**TASK DETAILS**.
In the entries that follow, count each line containing "デスクトップ" and state the total, nothing more.

**RECORDS**.
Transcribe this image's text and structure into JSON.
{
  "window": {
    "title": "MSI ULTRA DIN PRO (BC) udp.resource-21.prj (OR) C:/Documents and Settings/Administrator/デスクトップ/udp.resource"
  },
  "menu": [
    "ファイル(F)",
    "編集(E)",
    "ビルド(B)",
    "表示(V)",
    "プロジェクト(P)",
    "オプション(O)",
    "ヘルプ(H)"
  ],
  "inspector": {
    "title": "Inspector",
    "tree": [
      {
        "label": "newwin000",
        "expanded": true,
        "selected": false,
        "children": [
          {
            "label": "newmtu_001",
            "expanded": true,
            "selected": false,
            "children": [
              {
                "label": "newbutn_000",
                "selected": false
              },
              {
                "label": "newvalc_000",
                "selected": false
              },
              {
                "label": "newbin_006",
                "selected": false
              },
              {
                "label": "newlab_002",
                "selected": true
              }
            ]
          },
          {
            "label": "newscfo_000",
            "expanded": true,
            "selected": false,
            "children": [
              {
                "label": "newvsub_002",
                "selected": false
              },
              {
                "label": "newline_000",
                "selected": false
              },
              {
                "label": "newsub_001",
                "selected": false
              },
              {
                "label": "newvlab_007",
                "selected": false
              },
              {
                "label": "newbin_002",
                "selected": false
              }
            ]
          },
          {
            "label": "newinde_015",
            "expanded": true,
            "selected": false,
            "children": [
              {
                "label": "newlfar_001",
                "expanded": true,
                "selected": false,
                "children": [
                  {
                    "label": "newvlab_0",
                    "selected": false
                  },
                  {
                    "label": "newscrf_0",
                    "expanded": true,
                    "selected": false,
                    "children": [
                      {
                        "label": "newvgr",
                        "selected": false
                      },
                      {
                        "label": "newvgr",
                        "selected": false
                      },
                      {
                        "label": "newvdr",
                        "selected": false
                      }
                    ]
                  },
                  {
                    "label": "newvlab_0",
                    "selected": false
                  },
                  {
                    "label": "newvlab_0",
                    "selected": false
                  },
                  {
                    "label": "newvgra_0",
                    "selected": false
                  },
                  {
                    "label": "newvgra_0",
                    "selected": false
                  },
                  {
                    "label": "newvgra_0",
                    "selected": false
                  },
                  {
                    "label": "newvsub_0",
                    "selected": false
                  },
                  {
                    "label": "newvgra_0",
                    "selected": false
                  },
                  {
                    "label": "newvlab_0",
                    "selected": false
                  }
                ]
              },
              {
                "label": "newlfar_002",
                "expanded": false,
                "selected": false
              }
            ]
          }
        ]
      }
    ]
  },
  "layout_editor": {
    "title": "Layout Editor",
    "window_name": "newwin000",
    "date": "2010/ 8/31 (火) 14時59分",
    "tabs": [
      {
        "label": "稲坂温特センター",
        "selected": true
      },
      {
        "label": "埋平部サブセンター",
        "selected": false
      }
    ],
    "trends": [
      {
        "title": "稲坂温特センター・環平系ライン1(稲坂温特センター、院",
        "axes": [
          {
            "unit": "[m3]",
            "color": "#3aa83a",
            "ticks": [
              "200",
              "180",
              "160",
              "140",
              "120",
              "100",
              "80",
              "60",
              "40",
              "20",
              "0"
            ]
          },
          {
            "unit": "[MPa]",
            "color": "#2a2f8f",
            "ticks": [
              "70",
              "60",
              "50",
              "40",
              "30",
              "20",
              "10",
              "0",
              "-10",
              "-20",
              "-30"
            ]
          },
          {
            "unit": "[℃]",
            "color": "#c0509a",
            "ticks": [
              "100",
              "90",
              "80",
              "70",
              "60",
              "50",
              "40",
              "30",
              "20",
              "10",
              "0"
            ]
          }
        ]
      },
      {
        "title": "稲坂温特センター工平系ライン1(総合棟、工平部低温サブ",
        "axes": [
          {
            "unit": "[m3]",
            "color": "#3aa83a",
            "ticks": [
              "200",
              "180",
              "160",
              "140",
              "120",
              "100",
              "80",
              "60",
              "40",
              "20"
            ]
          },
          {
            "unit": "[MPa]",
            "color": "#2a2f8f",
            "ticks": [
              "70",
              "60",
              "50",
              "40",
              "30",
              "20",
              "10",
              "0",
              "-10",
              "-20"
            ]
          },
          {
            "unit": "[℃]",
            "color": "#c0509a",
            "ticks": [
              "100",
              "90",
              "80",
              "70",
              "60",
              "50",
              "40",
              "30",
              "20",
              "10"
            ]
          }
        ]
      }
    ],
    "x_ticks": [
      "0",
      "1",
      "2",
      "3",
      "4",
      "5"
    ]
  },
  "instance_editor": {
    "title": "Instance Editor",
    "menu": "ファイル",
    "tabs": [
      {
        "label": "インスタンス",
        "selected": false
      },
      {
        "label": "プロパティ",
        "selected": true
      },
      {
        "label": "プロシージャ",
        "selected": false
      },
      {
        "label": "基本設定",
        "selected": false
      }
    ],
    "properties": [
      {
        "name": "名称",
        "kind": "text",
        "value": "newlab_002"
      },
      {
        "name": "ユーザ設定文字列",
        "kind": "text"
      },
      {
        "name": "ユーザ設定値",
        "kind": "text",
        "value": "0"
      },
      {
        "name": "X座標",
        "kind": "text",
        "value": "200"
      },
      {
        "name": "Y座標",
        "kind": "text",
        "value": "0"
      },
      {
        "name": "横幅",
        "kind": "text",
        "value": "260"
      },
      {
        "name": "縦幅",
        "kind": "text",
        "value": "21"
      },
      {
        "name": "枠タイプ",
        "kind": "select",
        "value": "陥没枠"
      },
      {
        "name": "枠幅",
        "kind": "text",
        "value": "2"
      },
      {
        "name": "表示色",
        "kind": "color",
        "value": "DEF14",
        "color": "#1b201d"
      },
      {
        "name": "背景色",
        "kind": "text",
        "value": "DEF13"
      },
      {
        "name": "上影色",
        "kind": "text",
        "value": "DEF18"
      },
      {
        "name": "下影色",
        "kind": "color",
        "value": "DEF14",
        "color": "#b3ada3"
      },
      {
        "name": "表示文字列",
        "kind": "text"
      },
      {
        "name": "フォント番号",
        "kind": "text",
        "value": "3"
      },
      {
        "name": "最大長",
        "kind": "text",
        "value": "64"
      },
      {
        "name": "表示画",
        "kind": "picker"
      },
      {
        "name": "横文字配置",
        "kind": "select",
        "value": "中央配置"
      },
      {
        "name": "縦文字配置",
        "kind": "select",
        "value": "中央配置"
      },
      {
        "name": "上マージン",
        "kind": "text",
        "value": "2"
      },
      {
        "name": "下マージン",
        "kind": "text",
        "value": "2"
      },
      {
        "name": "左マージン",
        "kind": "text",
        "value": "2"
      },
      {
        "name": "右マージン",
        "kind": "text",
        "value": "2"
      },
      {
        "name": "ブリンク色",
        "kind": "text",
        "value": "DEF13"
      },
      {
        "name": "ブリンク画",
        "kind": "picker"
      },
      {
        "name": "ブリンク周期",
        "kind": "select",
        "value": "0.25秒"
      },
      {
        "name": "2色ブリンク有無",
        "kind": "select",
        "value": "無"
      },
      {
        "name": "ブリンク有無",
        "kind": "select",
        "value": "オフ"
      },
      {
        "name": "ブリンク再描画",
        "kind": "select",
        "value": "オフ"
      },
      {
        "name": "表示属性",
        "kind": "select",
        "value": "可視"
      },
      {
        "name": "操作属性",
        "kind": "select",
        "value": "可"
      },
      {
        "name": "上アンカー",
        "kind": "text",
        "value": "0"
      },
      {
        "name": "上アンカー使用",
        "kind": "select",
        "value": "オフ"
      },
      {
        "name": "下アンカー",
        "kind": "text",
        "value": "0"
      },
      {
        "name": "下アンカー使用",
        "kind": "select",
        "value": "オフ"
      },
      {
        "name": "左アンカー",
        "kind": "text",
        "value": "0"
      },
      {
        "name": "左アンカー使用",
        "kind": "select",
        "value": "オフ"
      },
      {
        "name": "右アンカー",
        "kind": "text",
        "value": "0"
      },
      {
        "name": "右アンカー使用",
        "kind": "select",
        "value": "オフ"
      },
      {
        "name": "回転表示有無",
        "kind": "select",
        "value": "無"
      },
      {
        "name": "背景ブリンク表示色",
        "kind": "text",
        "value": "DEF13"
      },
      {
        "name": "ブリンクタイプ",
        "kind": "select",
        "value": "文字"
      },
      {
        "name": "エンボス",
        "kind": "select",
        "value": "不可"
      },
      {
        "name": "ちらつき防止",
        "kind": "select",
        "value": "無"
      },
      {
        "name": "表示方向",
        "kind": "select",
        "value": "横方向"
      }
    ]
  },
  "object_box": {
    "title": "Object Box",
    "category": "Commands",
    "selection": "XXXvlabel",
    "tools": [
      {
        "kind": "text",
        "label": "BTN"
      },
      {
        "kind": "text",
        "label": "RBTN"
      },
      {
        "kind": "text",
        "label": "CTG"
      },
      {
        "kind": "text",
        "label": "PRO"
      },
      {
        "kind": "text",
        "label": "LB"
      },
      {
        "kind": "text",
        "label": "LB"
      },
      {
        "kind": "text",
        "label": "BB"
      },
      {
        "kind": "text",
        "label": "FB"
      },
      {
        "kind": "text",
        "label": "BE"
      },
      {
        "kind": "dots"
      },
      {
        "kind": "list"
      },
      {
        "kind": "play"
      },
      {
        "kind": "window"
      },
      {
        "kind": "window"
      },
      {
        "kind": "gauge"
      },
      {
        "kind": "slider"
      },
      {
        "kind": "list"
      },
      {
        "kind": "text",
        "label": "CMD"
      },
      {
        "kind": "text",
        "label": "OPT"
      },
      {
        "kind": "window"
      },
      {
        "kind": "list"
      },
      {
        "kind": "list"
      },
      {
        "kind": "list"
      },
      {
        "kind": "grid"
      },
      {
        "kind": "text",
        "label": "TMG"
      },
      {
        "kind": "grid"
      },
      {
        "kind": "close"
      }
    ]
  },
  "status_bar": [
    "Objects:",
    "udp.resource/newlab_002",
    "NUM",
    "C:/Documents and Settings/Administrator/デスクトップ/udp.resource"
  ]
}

**COMPLETE OUTPUT**.
2